Written instruction >> Set the listing down again in full, word for word, with the pictures left out.
## begin
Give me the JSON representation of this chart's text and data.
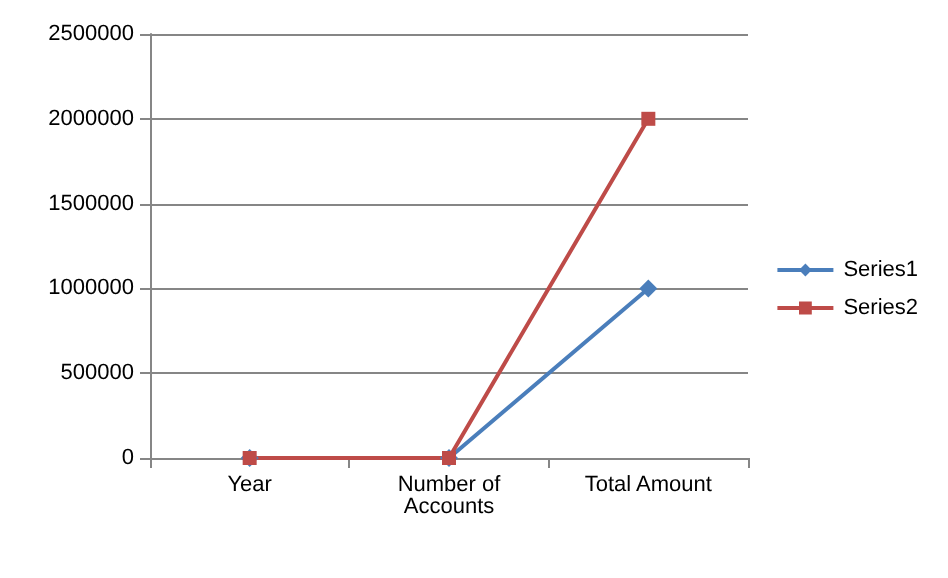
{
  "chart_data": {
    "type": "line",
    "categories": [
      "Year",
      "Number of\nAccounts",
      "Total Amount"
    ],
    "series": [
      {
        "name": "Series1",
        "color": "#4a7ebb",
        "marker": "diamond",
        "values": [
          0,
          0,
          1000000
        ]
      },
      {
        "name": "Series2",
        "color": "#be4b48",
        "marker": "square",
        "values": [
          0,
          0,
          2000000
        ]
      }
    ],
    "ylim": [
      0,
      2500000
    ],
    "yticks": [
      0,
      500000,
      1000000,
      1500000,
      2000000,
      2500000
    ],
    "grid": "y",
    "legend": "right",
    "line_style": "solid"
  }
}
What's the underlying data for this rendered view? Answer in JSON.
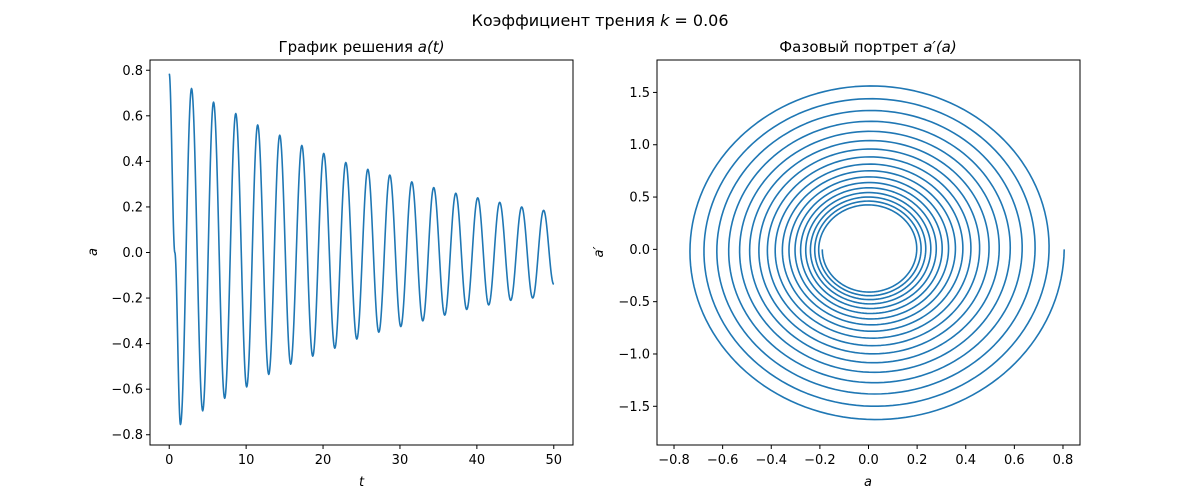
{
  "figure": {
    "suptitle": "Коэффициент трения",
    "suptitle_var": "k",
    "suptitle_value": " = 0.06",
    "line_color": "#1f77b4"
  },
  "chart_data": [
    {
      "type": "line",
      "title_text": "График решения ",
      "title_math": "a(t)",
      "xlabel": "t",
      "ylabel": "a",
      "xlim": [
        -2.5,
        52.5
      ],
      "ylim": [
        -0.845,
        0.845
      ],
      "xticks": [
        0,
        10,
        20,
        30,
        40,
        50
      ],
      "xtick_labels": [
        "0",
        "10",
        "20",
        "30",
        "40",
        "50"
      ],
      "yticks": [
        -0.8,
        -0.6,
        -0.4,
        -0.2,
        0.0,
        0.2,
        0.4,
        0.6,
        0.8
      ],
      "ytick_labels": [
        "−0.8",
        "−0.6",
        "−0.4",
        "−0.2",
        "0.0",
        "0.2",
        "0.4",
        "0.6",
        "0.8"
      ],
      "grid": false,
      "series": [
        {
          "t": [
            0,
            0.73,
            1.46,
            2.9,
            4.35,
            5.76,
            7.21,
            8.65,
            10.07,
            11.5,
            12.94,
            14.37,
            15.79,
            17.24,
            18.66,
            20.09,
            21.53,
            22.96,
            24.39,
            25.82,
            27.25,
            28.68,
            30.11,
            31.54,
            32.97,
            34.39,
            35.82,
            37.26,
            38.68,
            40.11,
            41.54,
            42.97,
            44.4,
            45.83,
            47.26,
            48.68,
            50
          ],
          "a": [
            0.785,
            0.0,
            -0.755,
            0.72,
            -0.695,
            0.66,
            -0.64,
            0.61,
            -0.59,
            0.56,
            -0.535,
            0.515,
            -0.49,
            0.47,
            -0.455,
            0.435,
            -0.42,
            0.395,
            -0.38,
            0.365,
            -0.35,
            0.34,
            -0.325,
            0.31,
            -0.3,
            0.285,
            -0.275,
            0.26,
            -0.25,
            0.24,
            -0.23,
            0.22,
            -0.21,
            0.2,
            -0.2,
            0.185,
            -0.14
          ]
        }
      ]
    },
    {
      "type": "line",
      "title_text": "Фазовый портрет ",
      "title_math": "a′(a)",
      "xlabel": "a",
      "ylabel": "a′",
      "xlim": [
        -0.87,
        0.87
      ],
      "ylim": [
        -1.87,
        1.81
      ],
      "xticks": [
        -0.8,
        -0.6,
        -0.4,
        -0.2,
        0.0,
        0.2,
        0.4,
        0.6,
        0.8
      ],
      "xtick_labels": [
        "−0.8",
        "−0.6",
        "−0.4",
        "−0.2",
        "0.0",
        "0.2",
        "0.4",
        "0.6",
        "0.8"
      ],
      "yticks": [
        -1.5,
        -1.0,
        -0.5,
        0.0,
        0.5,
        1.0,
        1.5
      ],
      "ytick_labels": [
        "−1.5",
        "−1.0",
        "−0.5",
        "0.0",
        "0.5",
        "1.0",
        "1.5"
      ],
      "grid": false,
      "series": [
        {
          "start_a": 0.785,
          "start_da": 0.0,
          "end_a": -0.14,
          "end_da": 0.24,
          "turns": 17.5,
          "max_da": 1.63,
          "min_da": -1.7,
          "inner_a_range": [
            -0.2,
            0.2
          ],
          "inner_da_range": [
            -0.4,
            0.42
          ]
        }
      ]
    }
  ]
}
## end
Output for this task >>
Give me the JSON representation of this chart's text and data.
{
  "chart_data": {
    "type": "line",
    "categories": [
      "Year",
      "Number of\nAccounts",
      "Total Amount"
    ],
    "series": [
      {
        "name": "Series1",
        "color": "#4a7ebb",
        "marker": "diamond",
        "values": [
          0,
          0,
          1000000
        ]
      },
      {
        "name": "Series2",
        "color": "#be4b48",
        "marker": "square",
        "values": [
          0,
          0,
          2000000
        ]
      }
    ],
    "ylim": [
      0,
      2500000
    ],
    "yticks": [
      0,
      500000,
      1000000,
      1500000,
      2000000,
      2500000
    ],
    "grid": "y",
    "legend": "right",
    "line_style": "solid"
  }
}
What's the underlying data for this rendered view? Answer in JSON.
{
  "figure": {
    "suptitle": "Коэффициент трения",
    "suptitle_var": "k",
    "suptitle_value": " = 0.06",
    "line_color": "#1f77b4"
  },
  "chart_data": [
    {
      "type": "line",
      "title_text": "График решения ",
      "title_math": "a(t)",
      "xlabel": "t",
      "ylabel": "a",
      "xlim": [
        -2.5,
        52.5
      ],
      "ylim": [
        -0.845,
        0.845
      ],
      "xticks": [
        0,
        10,
        20,
        30,
        40,
        50
      ],
      "xtick_labels": [
        "0",
        "10",
        "20",
        "30",
        "40",
        "50"
      ],
      "yticks": [
        -0.8,
        -0.6,
        -0.4,
        -0.2,
        0.0,
        0.2,
        0.4,
        0.6,
        0.8
      ],
      "ytick_labels": [
        "−0.8",
        "−0.6",
        "−0.4",
        "−0.2",
        "0.0",
        "0.2",
        "0.4",
        "0.6",
        "0.8"
      ],
      "grid": false,
      "series": [
        {
          "t": [
            0,
            0.73,
            1.46,
            2.9,
            4.35,
            5.76,
            7.21,
            8.65,
            10.07,
            11.5,
            12.94,
            14.37,
            15.79,
            17.24,
            18.66,
            20.09,
            21.53,
            22.96,
            24.39,
            25.82,
            27.25,
            28.68,
            30.11,
            31.54,
            32.97,
            34.39,
            35.82,
            37.26,
            38.68,
            40.11,
            41.54,
            42.97,
            44.4,
            45.83,
            47.26,
            48.68,
            50
          ],
          "a": [
            0.785,
            0.0,
            -0.755,
            0.72,
            -0.695,
            0.66,
            -0.64,
            0.61,
            -0.59,
            0.56,
            -0.535,
            0.515,
            -0.49,
            0.47,
            -0.455,
            0.435,
            -0.42,
            0.395,
            -0.38,
            0.365,
            -0.35,
            0.34,
            -0.325,
            0.31,
            -0.3,
            0.285,
            -0.275,
            0.26,
            -0.25,
            0.24,
            -0.23,
            0.22,
            -0.21,
            0.2,
            -0.2,
            0.185,
            -0.14
          ]
        }
      ]
    },
    {
      "type": "line",
      "title_text": "Фазовый портрет ",
      "title_math": "a′(a)",
      "xlabel": "a",
      "ylabel": "a′",
      "xlim": [
        -0.87,
        0.87
      ],
      "ylim": [
        -1.87,
        1.81
      ],
      "xticks": [
        -0.8,
        -0.6,
        -0.4,
        -0.2,
        0.0,
        0.2,
        0.4,
        0.6,
        0.8
      ],
      "xtick_labels": [
        "−0.8",
        "−0.6",
        "−0.4",
        "−0.2",
        "0.0",
        "0.2",
        "0.4",
        "0.6",
        "0.8"
      ],
      "yticks": [
        -1.5,
        -1.0,
        -0.5,
        0.0,
        0.5,
        1.0,
        1.5
      ],
      "ytick_labels": [
        "−1.5",
        "−1.0",
        "−0.5",
        "0.0",
        "0.5",
        "1.0",
        "1.5"
      ],
      "grid": false,
      "series": [
        {
          "start_a": 0.785,
          "start_da": 0.0,
          "end_a": -0.14,
          "end_da": 0.24,
          "turns": 17.5,
          "max_da": 1.63,
          "min_da": -1.7,
          "inner_a_range": [
            -0.2,
            0.2
          ],
          "inner_da_range": [
            -0.4,
            0.42
          ]
        }
      ]
    }
  ]
}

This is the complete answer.